AVAILABLE DATA –
* * * * * * * * *
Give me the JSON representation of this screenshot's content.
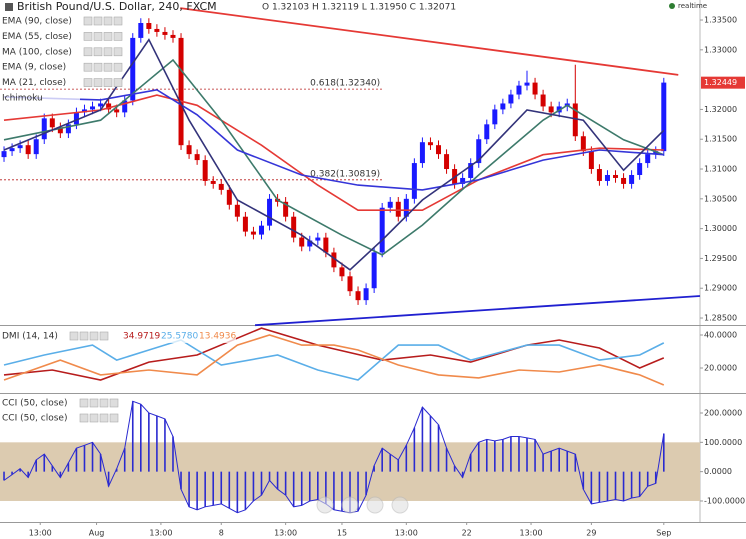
{
  "header": {
    "title": "British Pound/U.S. Dollar, 240, FXCM",
    "ohlc": "O 1.32103 H 1.32119 L 1.31950 C 1.32071",
    "status": "realtime"
  },
  "chart_data": [
    {
      "type": "candlestick",
      "xlim": [
        -0.5,
        86.5
      ],
      "ylim": [
        1.28383,
        1.33836
      ],
      "up_color": "#1a1aff",
      "down_color": "#d40000",
      "open": [
        1.312,
        1.313,
        1.3135,
        1.314,
        1.3125,
        1.315,
        1.3185,
        1.317,
        1.316,
        1.3175,
        1.3195,
        1.32,
        1.3205,
        1.321,
        1.32,
        1.3195,
        1.3215,
        1.332,
        1.3345,
        1.3335,
        1.333,
        1.3325,
        1.332,
        1.314,
        1.3125,
        1.3115,
        1.308,
        1.3075,
        1.3065,
        1.304,
        1.302,
        1.2995,
        1.299,
        1.3005,
        1.305,
        1.3045,
        1.302,
        1.2985,
        1.297,
        1.298,
        1.2985,
        1.296,
        1.2935,
        1.292,
        1.2895,
        1.288,
        1.29,
        1.296,
        1.3035,
        1.3045,
        1.302,
        1.305,
        1.311,
        1.3145,
        1.314,
        1.3125,
        1.31,
        1.3075,
        1.3085,
        1.311,
        1.315,
        1.3175,
        1.32,
        1.321,
        1.3225,
        1.324,
        1.3245,
        1.3225,
        1.3205,
        1.3195,
        1.3205,
        1.321,
        1.3155,
        1.313,
        1.31,
        1.308,
        1.309,
        1.3085,
        1.3075,
        1.309,
        1.311,
        1.3125,
        1.313
      ],
      "high": [
        1.3138,
        1.3143,
        1.3148,
        1.3148,
        1.3158,
        1.3193,
        1.3193,
        1.3178,
        1.3183,
        1.3203,
        1.3208,
        1.3213,
        1.3218,
        1.3218,
        1.3208,
        1.3223,
        1.3328,
        1.3353,
        1.3353,
        1.3343,
        1.3338,
        1.3333,
        1.3328,
        1.3148,
        1.3133,
        1.3123,
        1.3088,
        1.3083,
        1.3073,
        1.3048,
        1.3028,
        1.3003,
        1.3013,
        1.3058,
        1.3058,
        1.3053,
        1.3028,
        1.2993,
        1.2988,
        1.2993,
        1.2993,
        1.2968,
        1.2943,
        1.2928,
        1.2903,
        1.2908,
        1.2968,
        1.3043,
        1.3053,
        1.3053,
        1.3058,
        1.3118,
        1.3153,
        1.3153,
        1.3148,
        1.3133,
        1.3108,
        1.3093,
        1.3118,
        1.3158,
        1.3183,
        1.3208,
        1.3218,
        1.3233,
        1.3248,
        1.3265,
        1.3253,
        1.3233,
        1.3213,
        1.3213,
        1.3218,
        1.3275,
        1.3163,
        1.3138,
        1.3108,
        1.3098,
        1.3098,
        1.3093,
        1.3098,
        1.3118,
        1.3133,
        1.3138,
        1.3253
      ],
      "low": [
        1.3112,
        1.3122,
        1.3127,
        1.3117,
        1.3117,
        1.3142,
        1.3162,
        1.3152,
        1.3152,
        1.3167,
        1.3187,
        1.3192,
        1.3197,
        1.3192,
        1.3187,
        1.3187,
        1.3207,
        1.3312,
        1.3327,
        1.3322,
        1.3317,
        1.3312,
        1.3132,
        1.3117,
        1.3107,
        1.3072,
        1.3067,
        1.3057,
        1.3032,
        1.3012,
        1.2987,
        1.2982,
        1.2982,
        1.2997,
        1.3037,
        1.3012,
        1.2977,
        1.2962,
        1.2962,
        1.2972,
        1.2952,
        1.2927,
        1.2912,
        1.2887,
        1.2872,
        1.2872,
        1.2892,
        1.2952,
        1.3027,
        1.3012,
        1.3012,
        1.3042,
        1.3102,
        1.3132,
        1.3117,
        1.3092,
        1.3067,
        1.3067,
        1.3077,
        1.3102,
        1.3142,
        1.3167,
        1.3192,
        1.3202,
        1.3217,
        1.3232,
        1.3217,
        1.3197,
        1.3187,
        1.3187,
        1.3197,
        1.3147,
        1.3122,
        1.3092,
        1.3072,
        1.3072,
        1.3077,
        1.3067,
        1.3067,
        1.3082,
        1.3102,
        1.3117,
        1.3122
      ],
      "close": [
        1.313,
        1.3135,
        1.314,
        1.3125,
        1.315,
        1.3185,
        1.317,
        1.316,
        1.3175,
        1.3195,
        1.32,
        1.3205,
        1.321,
        1.32,
        1.3195,
        1.3215,
        1.332,
        1.3345,
        1.3335,
        1.333,
        1.3325,
        1.332,
        1.314,
        1.3125,
        1.3115,
        1.308,
        1.3075,
        1.3065,
        1.304,
        1.302,
        1.2995,
        1.299,
        1.3005,
        1.305,
        1.3045,
        1.302,
        1.2985,
        1.297,
        1.298,
        1.2985,
        1.296,
        1.2935,
        1.292,
        1.2895,
        1.288,
        1.29,
        1.296,
        1.3035,
        1.3045,
        1.302,
        1.305,
        1.311,
        1.3145,
        1.314,
        1.3125,
        1.31,
        1.3075,
        1.3085,
        1.311,
        1.315,
        1.3175,
        1.32,
        1.321,
        1.3225,
        1.324,
        1.3245,
        1.3225,
        1.3205,
        1.3195,
        1.3205,
        1.321,
        1.3155,
        1.313,
        1.31,
        1.308,
        1.309,
        1.3085,
        1.3075,
        1.309,
        1.311,
        1.3125,
        1.313,
        1.3245
      ],
      "series": [
        {
          "name": "EMA (90, close)",
          "color": "#e53935",
          "x": [
            0,
            12,
            19,
            24,
            32,
            39,
            44,
            52,
            59,
            67,
            74,
            82
          ],
          "values": [
            1.3182,
            1.3199,
            1.3224,
            1.3207,
            1.314,
            1.3073,
            1.3031,
            1.3031,
            1.3082,
            1.3124,
            1.3135,
            1.3132
          ]
        },
        {
          "name": "EMA (55, close)",
          "color": "#3d7a6b",
          "x": [
            0,
            12,
            21,
            27,
            34,
            42,
            47,
            52,
            59,
            67,
            70,
            77,
            82
          ],
          "values": [
            1.3149,
            1.3182,
            1.3283,
            1.3182,
            1.3048,
            1.2989,
            1.2956,
            1.3006,
            1.309,
            1.3182,
            1.3207,
            1.3149,
            1.3124
          ]
        },
        {
          "name": "MA (100, close)",
          "color": "#3535d8",
          "x": [
            0,
            12,
            19,
            24,
            29,
            37,
            44,
            52,
            59,
            67,
            74,
            82
          ],
          "values": [
            1.3221,
            1.3216,
            1.3233,
            1.3191,
            1.3132,
            1.309,
            1.3073,
            1.3065,
            1.3082,
            1.3115,
            1.3132,
            1.3124
          ]
        },
        {
          "name": "EMA (9, close)",
          "color": "#33337a",
          "x": [
            0,
            12,
            18,
            23,
            29,
            37,
            43,
            47,
            52,
            59,
            65,
            72,
            77,
            82
          ],
          "values": [
            1.3132,
            1.3199,
            1.3317,
            1.3182,
            1.3048,
            1.2989,
            1.2931,
            1.2981,
            1.3048,
            1.3115,
            1.3199,
            1.3182,
            1.3098,
            1.3165
          ]
        }
      ],
      "legend_extra": [
        "MA (21, close)",
        "Ichimoku"
      ],
      "trendlines": [
        {
          "color": "#e53935",
          "x": [
            21.9,
            83.8
          ],
          "y": [
            1.337,
            1.3258
          ]
        },
        {
          "color": "#2020d0",
          "x": [
            31.2,
            86.5
          ],
          "y": [
            1.2838,
            1.2887
          ]
        }
      ],
      "fib_color": "#b71c1c",
      "fib_xrange": [
        -0.5,
        47
      ],
      "fib_levels": [
        {
          "value": 1.3234,
          "label": "0.618(1.32340)"
        },
        {
          "value": 1.30819,
          "label": "0.382(1.30819)"
        }
      ],
      "last_price": {
        "value": 1.32449,
        "label": "1.32449"
      },
      "last_price_color": "#e53935",
      "yticks": [
        {
          "value": 1.335,
          "label": "1.33500"
        },
        {
          "value": 1.33,
          "label": "1.33000"
        },
        {
          "value": 1.32,
          "label": "1.32000"
        },
        {
          "value": 1.315,
          "label": "1.31500"
        },
        {
          "value": 1.31,
          "label": "1.31000"
        },
        {
          "value": 1.305,
          "label": "1.30500"
        },
        {
          "value": 1.3,
          "label": "1.30000"
        },
        {
          "value": 1.295,
          "label": "1.29500"
        },
        {
          "value": 1.29,
          "label": "1.29000"
        },
        {
          "value": 1.285,
          "label": "1.28500"
        }
      ]
    },
    {
      "type": "line",
      "title": "DMI (14, 14)",
      "xlim": [
        -0.5,
        86.5
      ],
      "ylim": [
        5.45,
        44.85
      ],
      "series": [
        {
          "color": "#b71c1c",
          "readout": "34.9719",
          "x": [
            0,
            6,
            12,
            18,
            24,
            32,
            39,
            47,
            53,
            58,
            65,
            69,
            74,
            79,
            82
          ],
          "values": [
            15.8,
            18.8,
            12.7,
            23.6,
            27.9,
            44.2,
            33.9,
            24.8,
            27.9,
            23.6,
            33.9,
            37.0,
            32.1,
            20.0,
            26.1
          ]
        },
        {
          "color": "#5aaee8",
          "readout": "25.5780",
          "x": [
            0,
            5,
            11,
            14,
            18,
            22,
            27,
            34,
            39,
            44,
            49,
            54,
            58,
            65,
            69,
            74,
            79,
            82
          ],
          "values": [
            21.8,
            27.9,
            33.9,
            24.8,
            30.9,
            37.0,
            21.8,
            27.9,
            18.8,
            12.7,
            33.9,
            33.9,
            24.8,
            33.9,
            33.9,
            24.8,
            27.9,
            35.2
          ]
        },
        {
          "color": "#f08a4b",
          "readout": "13.4936",
          "x": [
            0,
            7,
            12,
            18,
            24,
            29,
            33,
            37,
            41,
            44,
            49,
            54,
            59,
            64,
            69,
            74,
            79,
            82
          ],
          "values": [
            12.7,
            24.8,
            15.8,
            18.8,
            15.8,
            33.9,
            40.0,
            33.9,
            33.9,
            30.9,
            21.8,
            15.8,
            14.0,
            18.8,
            17.6,
            21.8,
            15.8,
            9.7
          ]
        }
      ],
      "yticks": [
        {
          "value": 40,
          "label": "40.0000"
        },
        {
          "value": 20,
          "label": "20.0000"
        }
      ]
    },
    {
      "type": "bar",
      "legend": [
        "CCI (50, close)",
        "CCI (50, close)"
      ],
      "color": "#2a2ad0",
      "xlim": [
        -0.5,
        86.5
      ],
      "ylim": [
        -171.7,
        261.4
      ],
      "band": [
        -100,
        100
      ],
      "band_color": "#dccbb0",
      "values": [
        -30,
        -10,
        10,
        -20,
        40,
        60,
        20,
        -20,
        30,
        80,
        90,
        100,
        60,
        -50,
        10,
        80,
        240,
        230,
        200,
        190,
        180,
        120,
        -60,
        -120,
        -130,
        -120,
        -115,
        -110,
        -125,
        -140,
        -130,
        -100,
        -80,
        -30,
        -60,
        -80,
        -120,
        -115,
        -100,
        -95,
        -110,
        -130,
        -135,
        -140,
        -135,
        -80,
        20,
        80,
        60,
        40,
        90,
        150,
        220,
        190,
        160,
        80,
        20,
        -20,
        60,
        100,
        110,
        105,
        110,
        120,
        120,
        115,
        110,
        60,
        70,
        80,
        70,
        60,
        -60,
        -110,
        -105,
        -100,
        -95,
        -100,
        -90,
        -85,
        -50,
        -40,
        130
      ],
      "yticks": [
        {
          "value": 200,
          "label": "200.0000"
        },
        {
          "value": 100,
          "label": "100.0000"
        },
        {
          "value": 0,
          "label": "0.0000"
        },
        {
          "value": -100,
          "label": "-100.0000"
        }
      ],
      "xticks": [
        {
          "value": 4.5,
          "label": "13:00"
        },
        {
          "value": 11.5,
          "label": "Aug"
        },
        {
          "value": 19.5,
          "label": "13:00"
        },
        {
          "value": 27,
          "label": "8"
        },
        {
          "value": 35,
          "label": "13:00"
        },
        {
          "value": 42,
          "label": "15"
        },
        {
          "value": 50,
          "label": "13:00"
        },
        {
          "value": 57.5,
          "label": "22"
        },
        {
          "value": 65.5,
          "label": "13:00"
        },
        {
          "value": 73,
          "label": "29"
        },
        {
          "value": 82,
          "label": "Sep"
        }
      ]
    }
  ]
}
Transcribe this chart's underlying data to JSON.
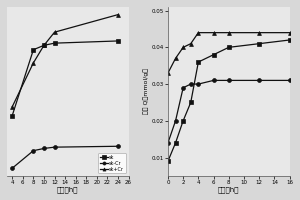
{
  "left_plot": {
    "x_sk": [
      4,
      8,
      10,
      12,
      24
    ],
    "y_sk": [
      2.0,
      3.5,
      3.6,
      3.65,
      3.7
    ],
    "x_sk_cr": [
      4,
      8,
      10,
      12,
      24
    ],
    "y_sk_cr": [
      0.8,
      1.2,
      1.25,
      1.28,
      1.3
    ],
    "x_sk_Cr": [
      4,
      8,
      10,
      12,
      24
    ],
    "y_sk_Cr": [
      2.2,
      3.2,
      3.6,
      3.9,
      4.3
    ],
    "xlabel": "时间（h）",
    "xlim": [
      3,
      26
    ],
    "xticks": [
      4,
      6,
      8,
      10,
      12,
      14,
      16,
      18,
      20,
      22,
      24,
      26
    ],
    "legend_labels": [
      "sk",
      "sk-Cr",
      "sk+Cr"
    ]
  },
  "right_plot": {
    "x_sk": [
      0,
      1,
      2,
      3,
      4,
      6,
      8,
      12,
      16
    ],
    "y_sk": [
      0.009,
      0.014,
      0.02,
      0.025,
      0.036,
      0.038,
      0.04,
      0.041,
      0.042
    ],
    "x_sk_cr": [
      0,
      1,
      2,
      3,
      4,
      6,
      8,
      12,
      16
    ],
    "y_sk_cr": [
      0.014,
      0.02,
      0.029,
      0.03,
      0.03,
      0.031,
      0.031,
      0.031,
      0.031
    ],
    "x_sk_Cr": [
      0,
      1,
      2,
      3,
      4,
      6,
      8,
      12,
      16
    ],
    "y_sk_Cr": [
      0.033,
      0.037,
      0.04,
      0.041,
      0.044,
      0.044,
      0.044,
      0.044,
      0.044
    ],
    "xlabel": "时间（h）",
    "ylabel": "吐量 Q（mmol/g）",
    "xlim": [
      0,
      16
    ],
    "ylim": [
      0.005,
      0.051
    ],
    "xticks": [
      0,
      2,
      4,
      6,
      8,
      10,
      12,
      14,
      16
    ],
    "yticks": [
      0.01,
      0.02,
      0.03,
      0.04,
      0.05
    ],
    "ytick_labels": [
      "0.01",
      "0.02",
      "0.03",
      "0.04",
      "0.05"
    ],
    "legend_labels": [
      "sk",
      "sk-Cr",
      "sk+Cr"
    ]
  },
  "bg_color": "#d8d8d8",
  "plot_bg": "#e8e8e8",
  "line_color": "#111111",
  "marker_square": "s",
  "marker_circle": "o",
  "marker_triangle": "^"
}
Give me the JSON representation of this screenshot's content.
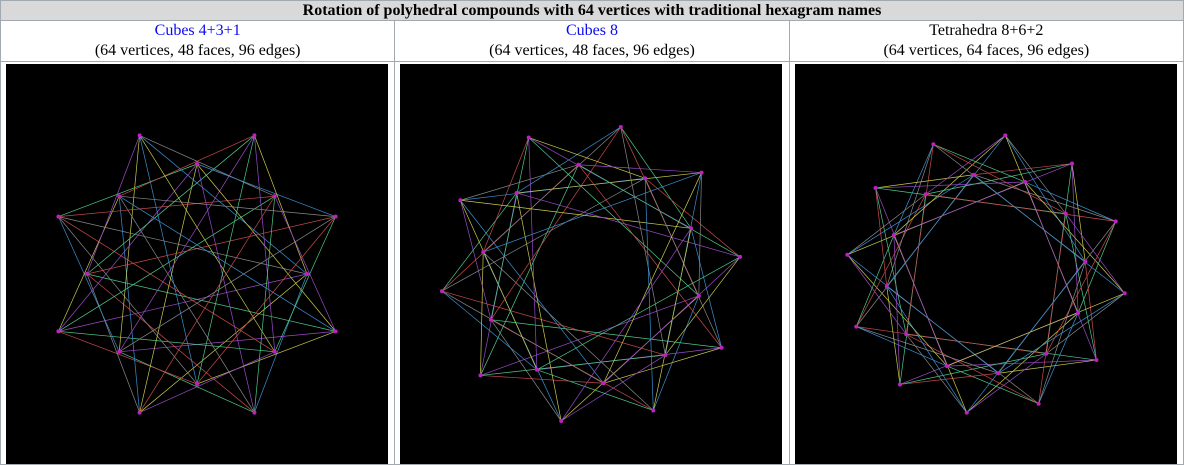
{
  "table": {
    "title": "Rotation of polyhedral compounds with 64 vertices with traditional hexagram names",
    "columns": [
      {
        "name": "Cubes 4+3+1",
        "stats": "(64 vertices, 48 faces, 96 edges)"
      },
      {
        "name": "Cubes 8",
        "stats": "(64 vertices, 48 faces, 96 edges)"
      },
      {
        "name": "Tetrahedra 8+6+2",
        "stats": "(64 vertices, 64 faces, 96 edges)"
      }
    ]
  }
}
* * * * * * * * *
REQUIRED TASK – Of the lines above, how many contain the string "vertices"? Only the number is required.

COMPLETE RESPONSE – 4